>> start

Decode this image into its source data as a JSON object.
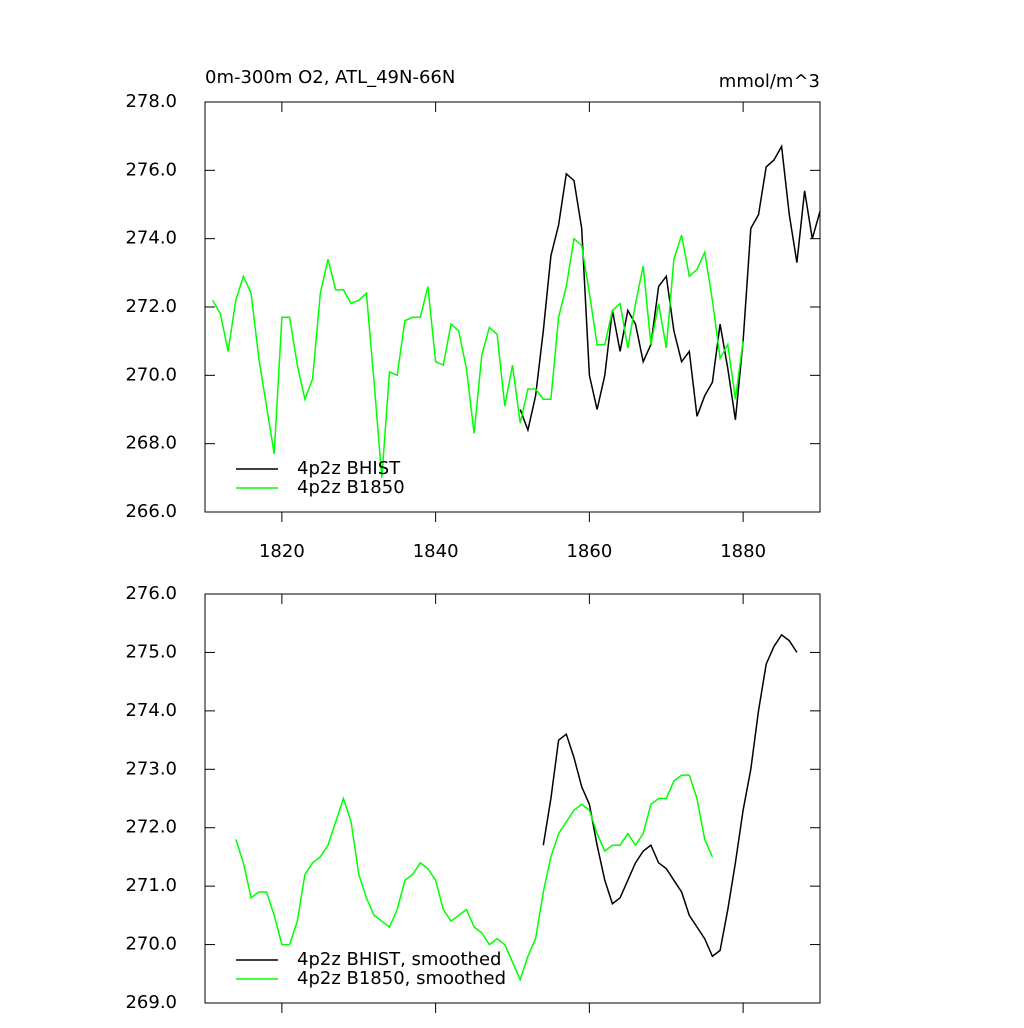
{
  "chart_data": [
    {
      "type": "line",
      "title": "0m-300m O2, ATL_49N-66N",
      "units": "mmol/m^3",
      "x": [
        1811,
        1812,
        1813,
        1814,
        1815,
        1816,
        1817,
        1818,
        1819,
        1820,
        1821,
        1822,
        1823,
        1824,
        1825,
        1826,
        1827,
        1828,
        1829,
        1830,
        1831,
        1832,
        1833,
        1834,
        1835,
        1836,
        1837,
        1838,
        1839,
        1840,
        1841,
        1842,
        1843,
        1844,
        1845,
        1846,
        1847,
        1848,
        1849,
        1850,
        1851,
        1852,
        1853,
        1854,
        1855,
        1856,
        1857,
        1858,
        1859,
        1860,
        1861,
        1862,
        1863,
        1864,
        1865,
        1866,
        1867,
        1868,
        1869,
        1870,
        1871,
        1872,
        1873,
        1874,
        1875,
        1876,
        1877,
        1878,
        1879,
        1880,
        1881,
        1882,
        1883,
        1884,
        1885,
        1886,
        1887,
        1888,
        1889,
        1890
      ],
      "series": [
        {
          "name": "4p2z BHIST",
          "color": "#000000",
          "values": [
            null,
            null,
            null,
            null,
            null,
            null,
            null,
            null,
            null,
            null,
            null,
            null,
            null,
            null,
            null,
            null,
            null,
            null,
            null,
            null,
            null,
            null,
            null,
            null,
            null,
            null,
            null,
            null,
            null,
            null,
            null,
            null,
            null,
            null,
            null,
            null,
            null,
            null,
            null,
            null,
            269.0,
            268.4,
            269.4,
            271.3,
            273.5,
            274.4,
            275.9,
            275.7,
            274.3,
            270.0,
            269.0,
            270.0,
            271.9,
            270.7,
            271.9,
            271.5,
            270.4,
            270.9,
            272.6,
            272.9,
            271.3,
            270.4,
            270.7,
            268.8,
            269.4,
            269.8,
            271.5,
            270.2,
            268.7,
            271.0,
            274.3,
            274.7,
            276.1,
            276.3,
            276.7,
            274.7,
            273.3,
            275.4,
            274.0,
            274.8
          ]
        },
        {
          "name": "4p2z B1850",
          "color": "#00ff00",
          "values": [
            272.2,
            271.8,
            270.7,
            272.2,
            272.9,
            272.4,
            270.5,
            269.1,
            267.7,
            271.7,
            271.7,
            270.3,
            269.3,
            269.9,
            272.4,
            273.4,
            272.5,
            272.5,
            272.1,
            272.2,
            272.4,
            269.8,
            267.0,
            270.1,
            270.0,
            271.6,
            271.7,
            271.7,
            272.6,
            270.4,
            270.3,
            271.5,
            271.3,
            270.2,
            268.3,
            270.6,
            271.4,
            271.2,
            269.1,
            270.3,
            268.6,
            269.6,
            269.6,
            269.3,
            269.3,
            271.7,
            272.6,
            274.0,
            273.8,
            272.4,
            270.9,
            270.9,
            271.9,
            272.1,
            270.8,
            272.1,
            273.2,
            270.9,
            272.1,
            270.8,
            273.4,
            274.1,
            272.9,
            273.1,
            273.6,
            272.2,
            270.5,
            270.9,
            269.3,
            271.0,
            null,
            null,
            null,
            null,
            null,
            null,
            null,
            null,
            null,
            null
          ]
        }
      ],
      "xlim": [
        1810,
        1890
      ],
      "xticks": [
        1820,
        1840,
        1860,
        1880
      ],
      "xtick_labels": true,
      "ylim": [
        266,
        278
      ],
      "yticks": [
        {
          "value": 266,
          "label": "266.0"
        },
        {
          "value": 268,
          "label": "268.0"
        },
        {
          "value": 270,
          "label": "270.0"
        },
        {
          "value": 272,
          "label": "272.0"
        },
        {
          "value": 274,
          "label": "274.0"
        },
        {
          "value": 276,
          "label": "276.0"
        },
        {
          "value": 278,
          "label": "278.0"
        }
      ],
      "legend": "bottom-left"
    },
    {
      "type": "line",
      "x": [
        1811,
        1812,
        1813,
        1814,
        1815,
        1816,
        1817,
        1818,
        1819,
        1820,
        1821,
        1822,
        1823,
        1824,
        1825,
        1826,
        1827,
        1828,
        1829,
        1830,
        1831,
        1832,
        1833,
        1834,
        1835,
        1836,
        1837,
        1838,
        1839,
        1840,
        1841,
        1842,
        1843,
        1844,
        1845,
        1846,
        1847,
        1848,
        1849,
        1850,
        1851,
        1852,
        1853,
        1854,
        1855,
        1856,
        1857,
        1858,
        1859,
        1860,
        1861,
        1862,
        1863,
        1864,
        1865,
        1866,
        1867,
        1868,
        1869,
        1870,
        1871,
        1872,
        1873,
        1874,
        1875,
        1876,
        1877,
        1878,
        1879,
        1880,
        1881,
        1882,
        1883,
        1884,
        1885,
        1886,
        1887,
        1888,
        1889,
        1890
      ],
      "series": [
        {
          "name": "4p2z BHIST, smoothed",
          "color": "#000000",
          "values": [
            null,
            null,
            null,
            null,
            null,
            null,
            null,
            null,
            null,
            null,
            null,
            null,
            null,
            null,
            null,
            null,
            null,
            null,
            null,
            null,
            null,
            null,
            null,
            null,
            null,
            null,
            null,
            null,
            null,
            null,
            null,
            null,
            null,
            null,
            null,
            null,
            null,
            null,
            null,
            null,
            null,
            null,
            null,
            271.7,
            272.5,
            273.5,
            273.6,
            273.2,
            272.7,
            272.4,
            271.7,
            271.1,
            270.7,
            270.8,
            271.1,
            271.4,
            271.6,
            271.7,
            271.4,
            271.3,
            271.1,
            270.9,
            270.5,
            270.3,
            270.1,
            269.8,
            269.9,
            270.6,
            271.4,
            272.3,
            273.0,
            274.0,
            274.8,
            275.1,
            275.3,
            275.2,
            275.0,
            null,
            null,
            null
          ]
        },
        {
          "name": "4p2z B1850, smoothed",
          "color": "#00ff00",
          "values": [
            null,
            null,
            null,
            271.8,
            271.4,
            270.8,
            270.9,
            270.9,
            270.5,
            270.0,
            270.0,
            270.4,
            271.2,
            271.4,
            271.5,
            271.7,
            272.1,
            272.5,
            272.1,
            271.2,
            270.8,
            270.5,
            270.4,
            270.3,
            270.6,
            271.1,
            271.2,
            271.4,
            271.3,
            271.1,
            270.6,
            270.4,
            270.5,
            270.6,
            270.3,
            270.2,
            270.0,
            270.1,
            270.0,
            269.7,
            269.4,
            269.8,
            270.1,
            270.9,
            271.5,
            271.9,
            272.1,
            272.3,
            272.4,
            272.3,
            271.9,
            271.6,
            271.7,
            271.7,
            271.9,
            271.7,
            271.9,
            272.4,
            272.5,
            272.5,
            272.8,
            272.9,
            272.9,
            272.5,
            271.8,
            271.5,
            null,
            null,
            null,
            null,
            null,
            null,
            null,
            null,
            null,
            null,
            null,
            null,
            null,
            null
          ]
        }
      ],
      "xlim": [
        1810,
        1890
      ],
      "xticks": [
        1820,
        1840,
        1860,
        1880
      ],
      "xtick_labels": false,
      "ylim": [
        269,
        276
      ],
      "yticks": [
        {
          "value": 269,
          "label": "269.0"
        },
        {
          "value": 270,
          "label": "270.0"
        },
        {
          "value": 271,
          "label": "271.0"
        },
        {
          "value": 272,
          "label": "272.0"
        },
        {
          "value": 273,
          "label": "273.0"
        },
        {
          "value": 274,
          "label": "274.0"
        },
        {
          "value": 275,
          "label": "275.0"
        },
        {
          "value": 276,
          "label": "276.0"
        }
      ],
      "legend": "bottom-left"
    }
  ]
}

>> end

§ REQUIREMENTS: Every record above must be given again exactly; drop the pictures.

§ TASK OUTPUT:
Decode this image into its source data as a JSON object.
{
  "chart_data": [
    {
      "type": "line",
      "title": "0m-300m O2, ATL_49N-66N",
      "units": "mmol/m^3",
      "x": [
        1811,
        1812,
        1813,
        1814,
        1815,
        1816,
        1817,
        1818,
        1819,
        1820,
        1821,
        1822,
        1823,
        1824,
        1825,
        1826,
        1827,
        1828,
        1829,
        1830,
        1831,
        1832,
        1833,
        1834,
        1835,
        1836,
        1837,
        1838,
        1839,
        1840,
        1841,
        1842,
        1843,
        1844,
        1845,
        1846,
        1847,
        1848,
        1849,
        1850,
        1851,
        1852,
        1853,
        1854,
        1855,
        1856,
        1857,
        1858,
        1859,
        1860,
        1861,
        1862,
        1863,
        1864,
        1865,
        1866,
        1867,
        1868,
        1869,
        1870,
        1871,
        1872,
        1873,
        1874,
        1875,
        1876,
        1877,
        1878,
        1879,
        1880,
        1881,
        1882,
        1883,
        1884,
        1885,
        1886,
        1887,
        1888,
        1889,
        1890
      ],
      "series": [
        {
          "name": "4p2z BHIST",
          "color": "#000000",
          "values": [
            null,
            null,
            null,
            null,
            null,
            null,
            null,
            null,
            null,
            null,
            null,
            null,
            null,
            null,
            null,
            null,
            null,
            null,
            null,
            null,
            null,
            null,
            null,
            null,
            null,
            null,
            null,
            null,
            null,
            null,
            null,
            null,
            null,
            null,
            null,
            null,
            null,
            null,
            null,
            null,
            269.0,
            268.4,
            269.4,
            271.3,
            273.5,
            274.4,
            275.9,
            275.7,
            274.3,
            270.0,
            269.0,
            270.0,
            271.9,
            270.7,
            271.9,
            271.5,
            270.4,
            270.9,
            272.6,
            272.9,
            271.3,
            270.4,
            270.7,
            268.8,
            269.4,
            269.8,
            271.5,
            270.2,
            268.7,
            271.0,
            274.3,
            274.7,
            276.1,
            276.3,
            276.7,
            274.7,
            273.3,
            275.4,
            274.0,
            274.8
          ]
        },
        {
          "name": "4p2z B1850",
          "color": "#00ff00",
          "values": [
            272.2,
            271.8,
            270.7,
            272.2,
            272.9,
            272.4,
            270.5,
            269.1,
            267.7,
            271.7,
            271.7,
            270.3,
            269.3,
            269.9,
            272.4,
            273.4,
            272.5,
            272.5,
            272.1,
            272.2,
            272.4,
            269.8,
            267.0,
            270.1,
            270.0,
            271.6,
            271.7,
            271.7,
            272.6,
            270.4,
            270.3,
            271.5,
            271.3,
            270.2,
            268.3,
            270.6,
            271.4,
            271.2,
            269.1,
            270.3,
            268.6,
            269.6,
            269.6,
            269.3,
            269.3,
            271.7,
            272.6,
            274.0,
            273.8,
            272.4,
            270.9,
            270.9,
            271.9,
            272.1,
            270.8,
            272.1,
            273.2,
            270.9,
            272.1,
            270.8,
            273.4,
            274.1,
            272.9,
            273.1,
            273.6,
            272.2,
            270.5,
            270.9,
            269.3,
            271.0,
            null,
            null,
            null,
            null,
            null,
            null,
            null,
            null,
            null,
            null
          ]
        }
      ],
      "xlim": [
        1810,
        1890
      ],
      "xticks": [
        1820,
        1840,
        1860,
        1880
      ],
      "xtick_labels": true,
      "ylim": [
        266,
        278
      ],
      "yticks": [
        {
          "value": 266,
          "label": "266.0"
        },
        {
          "value": 268,
          "label": "268.0"
        },
        {
          "value": 270,
          "label": "270.0"
        },
        {
          "value": 272,
          "label": "272.0"
        },
        {
          "value": 274,
          "label": "274.0"
        },
        {
          "value": 276,
          "label": "276.0"
        },
        {
          "value": 278,
          "label": "278.0"
        }
      ],
      "legend": "bottom-left"
    },
    {
      "type": "line",
      "x": [
        1811,
        1812,
        1813,
        1814,
        1815,
        1816,
        1817,
        1818,
        1819,
        1820,
        1821,
        1822,
        1823,
        1824,
        1825,
        1826,
        1827,
        1828,
        1829,
        1830,
        1831,
        1832,
        1833,
        1834,
        1835,
        1836,
        1837,
        1838,
        1839,
        1840,
        1841,
        1842,
        1843,
        1844,
        1845,
        1846,
        1847,
        1848,
        1849,
        1850,
        1851,
        1852,
        1853,
        1854,
        1855,
        1856,
        1857,
        1858,
        1859,
        1860,
        1861,
        1862,
        1863,
        1864,
        1865,
        1866,
        1867,
        1868,
        1869,
        1870,
        1871,
        1872,
        1873,
        1874,
        1875,
        1876,
        1877,
        1878,
        1879,
        1880,
        1881,
        1882,
        1883,
        1884,
        1885,
        1886,
        1887,
        1888,
        1889,
        1890
      ],
      "series": [
        {
          "name": "4p2z BHIST, smoothed",
          "color": "#000000",
          "values": [
            null,
            null,
            null,
            null,
            null,
            null,
            null,
            null,
            null,
            null,
            null,
            null,
            null,
            null,
            null,
            null,
            null,
            null,
            null,
            null,
            null,
            null,
            null,
            null,
            null,
            null,
            null,
            null,
            null,
            null,
            null,
            null,
            null,
            null,
            null,
            null,
            null,
            null,
            null,
            null,
            null,
            null,
            null,
            271.7,
            272.5,
            273.5,
            273.6,
            273.2,
            272.7,
            272.4,
            271.7,
            271.1,
            270.7,
            270.8,
            271.1,
            271.4,
            271.6,
            271.7,
            271.4,
            271.3,
            271.1,
            270.9,
            270.5,
            270.3,
            270.1,
            269.8,
            269.9,
            270.6,
            271.4,
            272.3,
            273.0,
            274.0,
            274.8,
            275.1,
            275.3,
            275.2,
            275.0,
            null,
            null,
            null
          ]
        },
        {
          "name": "4p2z B1850, smoothed",
          "color": "#00ff00",
          "values": [
            null,
            null,
            null,
            271.8,
            271.4,
            270.8,
            270.9,
            270.9,
            270.5,
            270.0,
            270.0,
            270.4,
            271.2,
            271.4,
            271.5,
            271.7,
            272.1,
            272.5,
            272.1,
            271.2,
            270.8,
            270.5,
            270.4,
            270.3,
            270.6,
            271.1,
            271.2,
            271.4,
            271.3,
            271.1,
            270.6,
            270.4,
            270.5,
            270.6,
            270.3,
            270.2,
            270.0,
            270.1,
            270.0,
            269.7,
            269.4,
            269.8,
            270.1,
            270.9,
            271.5,
            271.9,
            272.1,
            272.3,
            272.4,
            272.3,
            271.9,
            271.6,
            271.7,
            271.7,
            271.9,
            271.7,
            271.9,
            272.4,
            272.5,
            272.5,
            272.8,
            272.9,
            272.9,
            272.5,
            271.8,
            271.5,
            null,
            null,
            null,
            null,
            null,
            null,
            null,
            null,
            null,
            null,
            null,
            null,
            null,
            null
          ]
        }
      ],
      "xlim": [
        1810,
        1890
      ],
      "xticks": [
        1820,
        1840,
        1860,
        1880
      ],
      "xtick_labels": false,
      "ylim": [
        269,
        276
      ],
      "yticks": [
        {
          "value": 269,
          "label": "269.0"
        },
        {
          "value": 270,
          "label": "270.0"
        },
        {
          "value": 271,
          "label": "271.0"
        },
        {
          "value": 272,
          "label": "272.0"
        },
        {
          "value": 273,
          "label": "273.0"
        },
        {
          "value": 274,
          "label": "274.0"
        },
        {
          "value": 275,
          "label": "275.0"
        },
        {
          "value": 276,
          "label": "276.0"
        }
      ],
      "legend": "bottom-left"
    }
  ]
}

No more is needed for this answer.